> [GIVEN EXERCISE]: Draw out every line with the word "обеспечение" from the listing below.

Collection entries
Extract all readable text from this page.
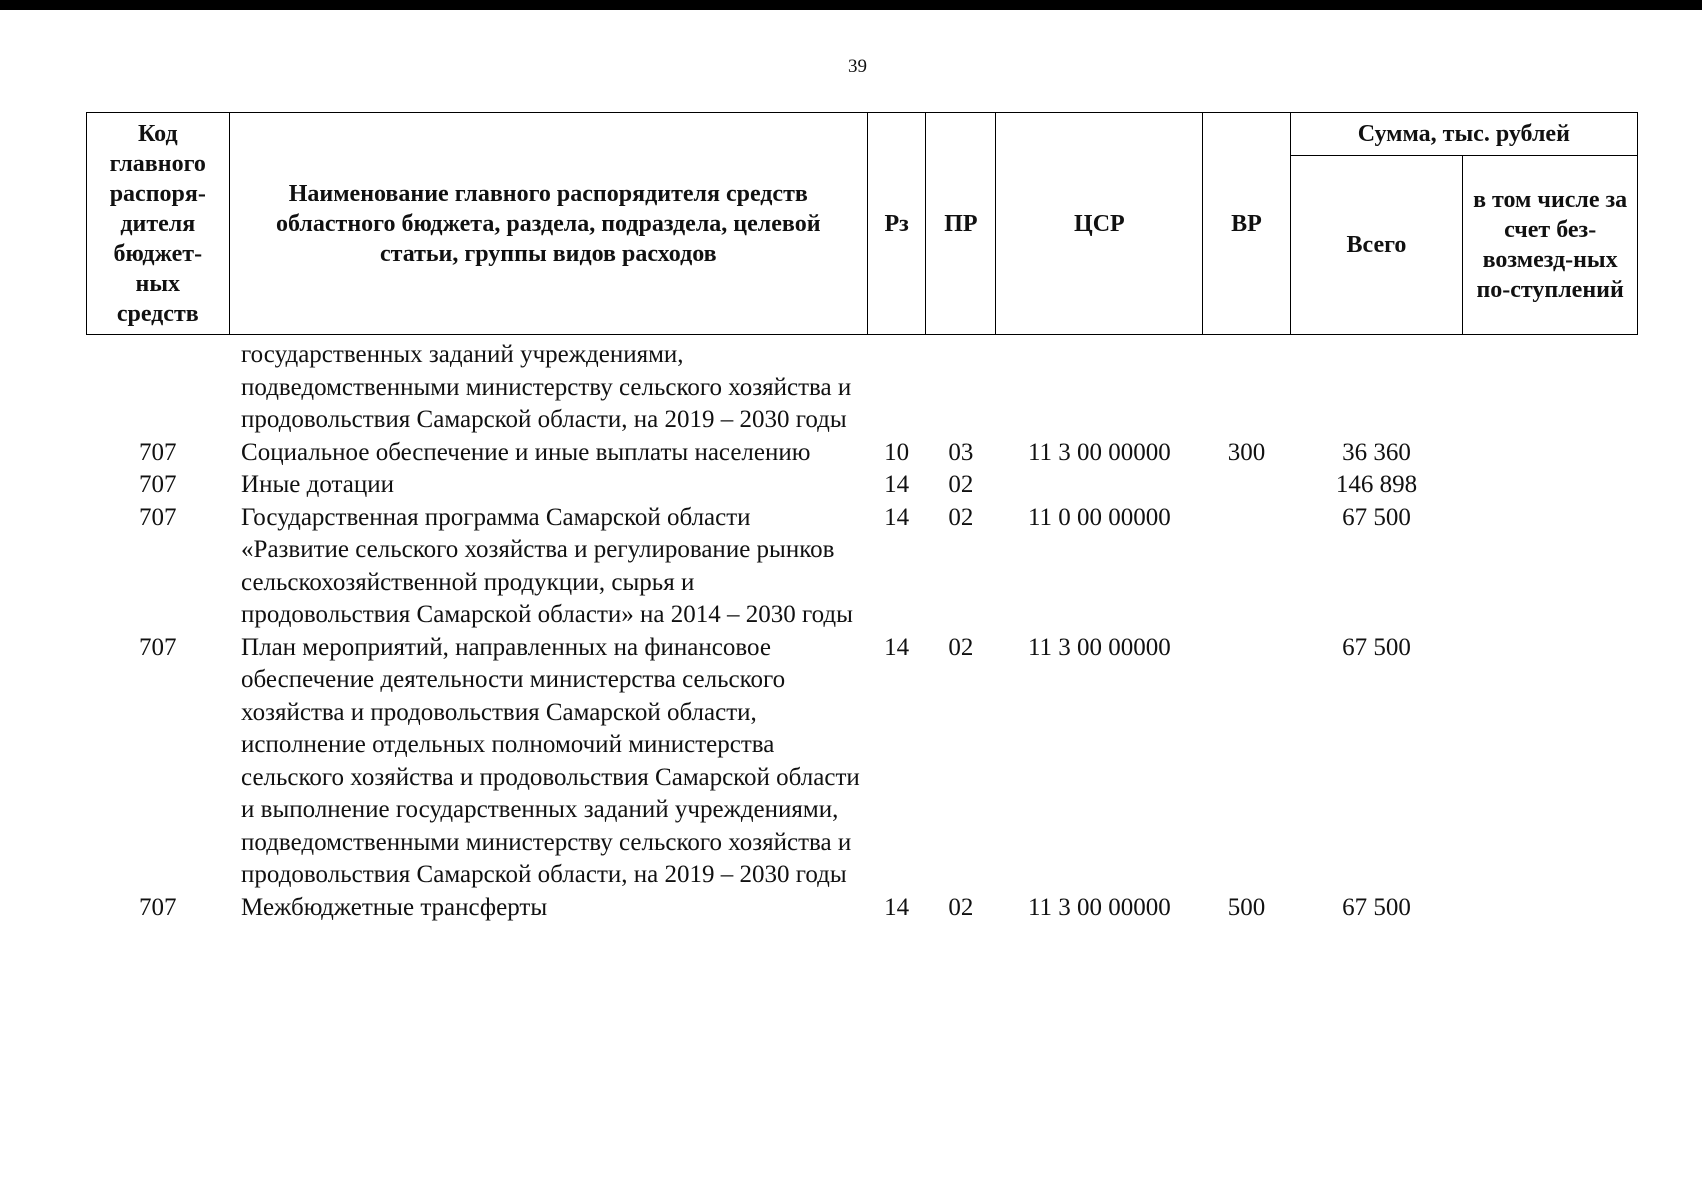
39
Код главного распоря-дителя бюджет-ных средств	Наименование главного распорядителя средств областного бюджета, раздела, подраздела, целевой статьи, группы видов расходов	Рз	ПР	ЦСР	ВР	Сумма, тыс. рублей	
						Всего	в том числе за счет без-возмезд-ных по-ступлений
	государственных заданий учреждениями, подведомственными министерству сельского хозяйства и продовольствия Самарской области, на 2019 – 2030 годы						
707	Социальное обеспечение и иные выплаты населению	10	03	11 3 00 00000	300	36 360	
707	Иные дотации	14	02			146 898	
707	Государственная программа Самарской области «Развитие сельского хозяйства и регулирование рынков сельскохозяйственной продукции, сырья и продовольствия Самарской области» на 2014 – 2030 годы	14	02	11 0 00 00000		67 500	
707	План мероприятий, направленных на финансовое обеспечение деятельности министерства сельского хозяйства и продовольствия Самарской области, исполнение отдельных полномочий министерства сельского хозяйства и продовольствия Самарской области и выполнение государственных заданий учреждениями, подведомственными министерству сельского хозяйства и продовольствия Самарской области, на 2019 – 2030 годы	14	02	11 3 00 00000		67 500	
707	Межбюджетные трансферты	14	02	11 3 00 00000	500	67 500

> [FINISHED EXERCISE]:
707	Социальное обеспечение и иные выплаты населению	10	03	11 3 00 00000	300	36 360	
707	План мероприятий, направленных на финансовое обеспечение деятельности министерства сельского хозяйства и продовольствия Самарской области, исполнение отдельных полномочий министерства сельского хозяйства и продовольствия Самарской области и выполнение государственных заданий учреждениями, подведомственными министерству сельского хозяйства и продовольствия Самарской области, на 2019 – 2030 годы	14	02	11 3 00 00000		67 500	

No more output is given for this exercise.